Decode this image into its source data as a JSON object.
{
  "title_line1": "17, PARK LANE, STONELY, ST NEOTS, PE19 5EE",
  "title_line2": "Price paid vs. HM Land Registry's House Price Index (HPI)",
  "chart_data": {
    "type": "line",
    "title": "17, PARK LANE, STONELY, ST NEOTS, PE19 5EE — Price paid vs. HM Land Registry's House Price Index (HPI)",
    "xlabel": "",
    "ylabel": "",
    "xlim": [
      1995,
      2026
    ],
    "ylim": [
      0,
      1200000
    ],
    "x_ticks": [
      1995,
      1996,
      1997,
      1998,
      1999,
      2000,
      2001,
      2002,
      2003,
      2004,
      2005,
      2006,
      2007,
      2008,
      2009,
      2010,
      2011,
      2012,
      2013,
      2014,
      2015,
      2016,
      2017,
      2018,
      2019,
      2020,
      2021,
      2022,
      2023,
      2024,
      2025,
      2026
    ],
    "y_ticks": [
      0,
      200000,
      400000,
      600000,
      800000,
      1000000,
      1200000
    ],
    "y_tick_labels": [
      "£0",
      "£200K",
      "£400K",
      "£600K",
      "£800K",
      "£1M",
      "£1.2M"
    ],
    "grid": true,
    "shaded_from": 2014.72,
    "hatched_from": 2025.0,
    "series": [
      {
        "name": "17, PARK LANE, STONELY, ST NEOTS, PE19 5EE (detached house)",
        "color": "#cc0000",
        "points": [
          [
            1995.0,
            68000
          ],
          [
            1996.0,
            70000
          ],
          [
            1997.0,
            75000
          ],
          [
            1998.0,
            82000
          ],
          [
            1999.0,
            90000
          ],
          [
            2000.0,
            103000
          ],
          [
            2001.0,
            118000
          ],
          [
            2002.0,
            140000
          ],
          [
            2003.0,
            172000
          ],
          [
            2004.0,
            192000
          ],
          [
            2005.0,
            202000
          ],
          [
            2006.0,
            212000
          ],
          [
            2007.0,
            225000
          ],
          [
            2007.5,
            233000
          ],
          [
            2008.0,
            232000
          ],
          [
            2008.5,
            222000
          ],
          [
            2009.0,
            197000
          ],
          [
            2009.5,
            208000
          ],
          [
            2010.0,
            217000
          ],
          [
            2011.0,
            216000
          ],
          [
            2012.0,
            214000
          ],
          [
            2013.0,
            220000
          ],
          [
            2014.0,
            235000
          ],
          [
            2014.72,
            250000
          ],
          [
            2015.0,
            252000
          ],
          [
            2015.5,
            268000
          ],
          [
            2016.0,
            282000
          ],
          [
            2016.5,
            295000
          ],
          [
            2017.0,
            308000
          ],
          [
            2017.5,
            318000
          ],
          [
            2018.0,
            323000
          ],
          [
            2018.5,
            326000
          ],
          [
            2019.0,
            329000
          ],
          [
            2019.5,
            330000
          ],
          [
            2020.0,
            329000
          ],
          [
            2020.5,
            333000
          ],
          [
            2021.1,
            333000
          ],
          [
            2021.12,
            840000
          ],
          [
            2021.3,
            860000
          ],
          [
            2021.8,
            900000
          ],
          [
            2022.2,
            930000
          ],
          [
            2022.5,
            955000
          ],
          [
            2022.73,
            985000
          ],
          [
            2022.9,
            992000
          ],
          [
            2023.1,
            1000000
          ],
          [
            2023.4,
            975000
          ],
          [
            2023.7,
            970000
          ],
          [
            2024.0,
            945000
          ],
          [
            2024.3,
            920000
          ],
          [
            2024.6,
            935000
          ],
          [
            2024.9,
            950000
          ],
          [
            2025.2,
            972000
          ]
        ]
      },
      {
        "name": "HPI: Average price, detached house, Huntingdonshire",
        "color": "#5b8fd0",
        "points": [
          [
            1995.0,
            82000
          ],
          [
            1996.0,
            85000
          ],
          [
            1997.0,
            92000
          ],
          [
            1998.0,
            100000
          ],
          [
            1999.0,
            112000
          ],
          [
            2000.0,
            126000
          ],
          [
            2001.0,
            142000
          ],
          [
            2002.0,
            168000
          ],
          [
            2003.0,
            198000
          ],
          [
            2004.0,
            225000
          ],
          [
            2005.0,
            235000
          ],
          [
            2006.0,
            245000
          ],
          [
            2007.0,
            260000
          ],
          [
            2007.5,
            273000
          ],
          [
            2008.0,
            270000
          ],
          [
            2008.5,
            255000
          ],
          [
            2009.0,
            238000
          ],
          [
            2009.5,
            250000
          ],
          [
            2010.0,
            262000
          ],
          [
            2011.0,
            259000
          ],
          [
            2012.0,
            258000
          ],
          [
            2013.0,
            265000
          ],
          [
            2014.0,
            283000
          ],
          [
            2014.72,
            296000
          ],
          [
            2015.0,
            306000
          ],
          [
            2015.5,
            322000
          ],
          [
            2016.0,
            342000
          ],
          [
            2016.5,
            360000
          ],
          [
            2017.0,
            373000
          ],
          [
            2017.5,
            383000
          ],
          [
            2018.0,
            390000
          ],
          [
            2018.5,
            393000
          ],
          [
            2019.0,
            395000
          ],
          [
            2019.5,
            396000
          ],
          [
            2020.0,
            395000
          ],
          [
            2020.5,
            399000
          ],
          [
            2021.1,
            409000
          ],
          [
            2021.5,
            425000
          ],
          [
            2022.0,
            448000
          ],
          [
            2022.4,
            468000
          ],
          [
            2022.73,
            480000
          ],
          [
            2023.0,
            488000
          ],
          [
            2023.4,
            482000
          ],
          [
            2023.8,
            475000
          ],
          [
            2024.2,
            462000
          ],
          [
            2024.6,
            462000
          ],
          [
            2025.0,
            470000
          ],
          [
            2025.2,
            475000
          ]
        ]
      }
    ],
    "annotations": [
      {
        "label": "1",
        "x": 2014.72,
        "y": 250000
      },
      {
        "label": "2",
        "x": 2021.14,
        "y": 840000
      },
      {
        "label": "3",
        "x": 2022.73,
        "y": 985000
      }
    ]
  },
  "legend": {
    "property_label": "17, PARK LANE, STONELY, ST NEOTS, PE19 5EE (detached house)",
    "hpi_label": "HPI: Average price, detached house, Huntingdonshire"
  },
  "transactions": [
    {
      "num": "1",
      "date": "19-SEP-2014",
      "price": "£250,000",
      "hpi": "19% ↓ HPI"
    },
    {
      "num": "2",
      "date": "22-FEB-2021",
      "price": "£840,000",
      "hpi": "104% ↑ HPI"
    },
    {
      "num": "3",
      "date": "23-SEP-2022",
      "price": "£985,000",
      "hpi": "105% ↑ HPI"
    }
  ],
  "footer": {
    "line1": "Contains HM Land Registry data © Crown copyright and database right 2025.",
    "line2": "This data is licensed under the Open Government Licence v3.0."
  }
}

Directions for this task:
Copy every line of the records word for word.

Final answer:
Decode this image into its source data as a JSON object.
{
  "title_line1": "17, PARK LANE, STONELY, ST NEOTS, PE19 5EE",
  "title_line2": "Price paid vs. HM Land Registry's House Price Index (HPI)",
  "chart_data": {
    "type": "line",
    "title": "17, PARK LANE, STONELY, ST NEOTS, PE19 5EE — Price paid vs. HM Land Registry's House Price Index (HPI)",
    "xlabel": "",
    "ylabel": "",
    "xlim": [
      1995,
      2026
    ],
    "ylim": [
      0,
      1200000
    ],
    "x_ticks": [
      1995,
      1996,
      1997,
      1998,
      1999,
      2000,
      2001,
      2002,
      2003,
      2004,
      2005,
      2006,
      2007,
      2008,
      2009,
      2010,
      2011,
      2012,
      2013,
      2014,
      2015,
      2016,
      2017,
      2018,
      2019,
      2020,
      2021,
      2022,
      2023,
      2024,
      2025,
      2026
    ],
    "y_ticks": [
      0,
      200000,
      400000,
      600000,
      800000,
      1000000,
      1200000
    ],
    "y_tick_labels": [
      "£0",
      "£200K",
      "£400K",
      "£600K",
      "£800K",
      "£1M",
      "£1.2M"
    ],
    "grid": true,
    "shaded_from": 2014.72,
    "hatched_from": 2025.0,
    "series": [
      {
        "name": "17, PARK LANE, STONELY, ST NEOTS, PE19 5EE (detached house)",
        "color": "#cc0000",
        "points": [
          [
            1995.0,
            68000
          ],
          [
            1996.0,
            70000
          ],
          [
            1997.0,
            75000
          ],
          [
            1998.0,
            82000
          ],
          [
            1999.0,
            90000
          ],
          [
            2000.0,
            103000
          ],
          [
            2001.0,
            118000
          ],
          [
            2002.0,
            140000
          ],
          [
            2003.0,
            172000
          ],
          [
            2004.0,
            192000
          ],
          [
            2005.0,
            202000
          ],
          [
            2006.0,
            212000
          ],
          [
            2007.0,
            225000
          ],
          [
            2007.5,
            233000
          ],
          [
            2008.0,
            232000
          ],
          [
            2008.5,
            222000
          ],
          [
            2009.0,
            197000
          ],
          [
            2009.5,
            208000
          ],
          [
            2010.0,
            217000
          ],
          [
            2011.0,
            216000
          ],
          [
            2012.0,
            214000
          ],
          [
            2013.0,
            220000
          ],
          [
            2014.0,
            235000
          ],
          [
            2014.72,
            250000
          ],
          [
            2015.0,
            252000
          ],
          [
            2015.5,
            268000
          ],
          [
            2016.0,
            282000
          ],
          [
            2016.5,
            295000
          ],
          [
            2017.0,
            308000
          ],
          [
            2017.5,
            318000
          ],
          [
            2018.0,
            323000
          ],
          [
            2018.5,
            326000
          ],
          [
            2019.0,
            329000
          ],
          [
            2019.5,
            330000
          ],
          [
            2020.0,
            329000
          ],
          [
            2020.5,
            333000
          ],
          [
            2021.1,
            333000
          ],
          [
            2021.12,
            840000
          ],
          [
            2021.3,
            860000
          ],
          [
            2021.8,
            900000
          ],
          [
            2022.2,
            930000
          ],
          [
            2022.5,
            955000
          ],
          [
            2022.73,
            985000
          ],
          [
            2022.9,
            992000
          ],
          [
            2023.1,
            1000000
          ],
          [
            2023.4,
            975000
          ],
          [
            2023.7,
            970000
          ],
          [
            2024.0,
            945000
          ],
          [
            2024.3,
            920000
          ],
          [
            2024.6,
            935000
          ],
          [
            2024.9,
            950000
          ],
          [
            2025.2,
            972000
          ]
        ]
      },
      {
        "name": "HPI: Average price, detached house, Huntingdonshire",
        "color": "#5b8fd0",
        "points": [
          [
            1995.0,
            82000
          ],
          [
            1996.0,
            85000
          ],
          [
            1997.0,
            92000
          ],
          [
            1998.0,
            100000
          ],
          [
            1999.0,
            112000
          ],
          [
            2000.0,
            126000
          ],
          [
            2001.0,
            142000
          ],
          [
            2002.0,
            168000
          ],
          [
            2003.0,
            198000
          ],
          [
            2004.0,
            225000
          ],
          [
            2005.0,
            235000
          ],
          [
            2006.0,
            245000
          ],
          [
            2007.0,
            260000
          ],
          [
            2007.5,
            273000
          ],
          [
            2008.0,
            270000
          ],
          [
            2008.5,
            255000
          ],
          [
            2009.0,
            238000
          ],
          [
            2009.5,
            250000
          ],
          [
            2010.0,
            262000
          ],
          [
            2011.0,
            259000
          ],
          [
            2012.0,
            258000
          ],
          [
            2013.0,
            265000
          ],
          [
            2014.0,
            283000
          ],
          [
            2014.72,
            296000
          ],
          [
            2015.0,
            306000
          ],
          [
            2015.5,
            322000
          ],
          [
            2016.0,
            342000
          ],
          [
            2016.5,
            360000
          ],
          [
            2017.0,
            373000
          ],
          [
            2017.5,
            383000
          ],
          [
            2018.0,
            390000
          ],
          [
            2018.5,
            393000
          ],
          [
            2019.0,
            395000
          ],
          [
            2019.5,
            396000
          ],
          [
            2020.0,
            395000
          ],
          [
            2020.5,
            399000
          ],
          [
            2021.1,
            409000
          ],
          [
            2021.5,
            425000
          ],
          [
            2022.0,
            448000
          ],
          [
            2022.4,
            468000
          ],
          [
            2022.73,
            480000
          ],
          [
            2023.0,
            488000
          ],
          [
            2023.4,
            482000
          ],
          [
            2023.8,
            475000
          ],
          [
            2024.2,
            462000
          ],
          [
            2024.6,
            462000
          ],
          [
            2025.0,
            470000
          ],
          [
            2025.2,
            475000
          ]
        ]
      }
    ],
    "annotations": [
      {
        "label": "1",
        "x": 2014.72,
        "y": 250000
      },
      {
        "label": "2",
        "x": 2021.14,
        "y": 840000
      },
      {
        "label": "3",
        "x": 2022.73,
        "y": 985000
      }
    ]
  },
  "legend": {
    "property_label": "17, PARK LANE, STONELY, ST NEOTS, PE19 5EE (detached house)",
    "hpi_label": "HPI: Average price, detached house, Huntingdonshire"
  },
  "transactions": [
    {
      "num": "1",
      "date": "19-SEP-2014",
      "price": "£250,000",
      "hpi": "19% ↓ HPI"
    },
    {
      "num": "2",
      "date": "22-FEB-2021",
      "price": "£840,000",
      "hpi": "104% ↑ HPI"
    },
    {
      "num": "3",
      "date": "23-SEP-2022",
      "price": "£985,000",
      "hpi": "105% ↑ HPI"
    }
  ],
  "footer": {
    "line1": "Contains HM Land Registry data © Crown copyright and database right 2025.",
    "line2": "This data is licensed under the Open Government Licence v3.0."
  }
}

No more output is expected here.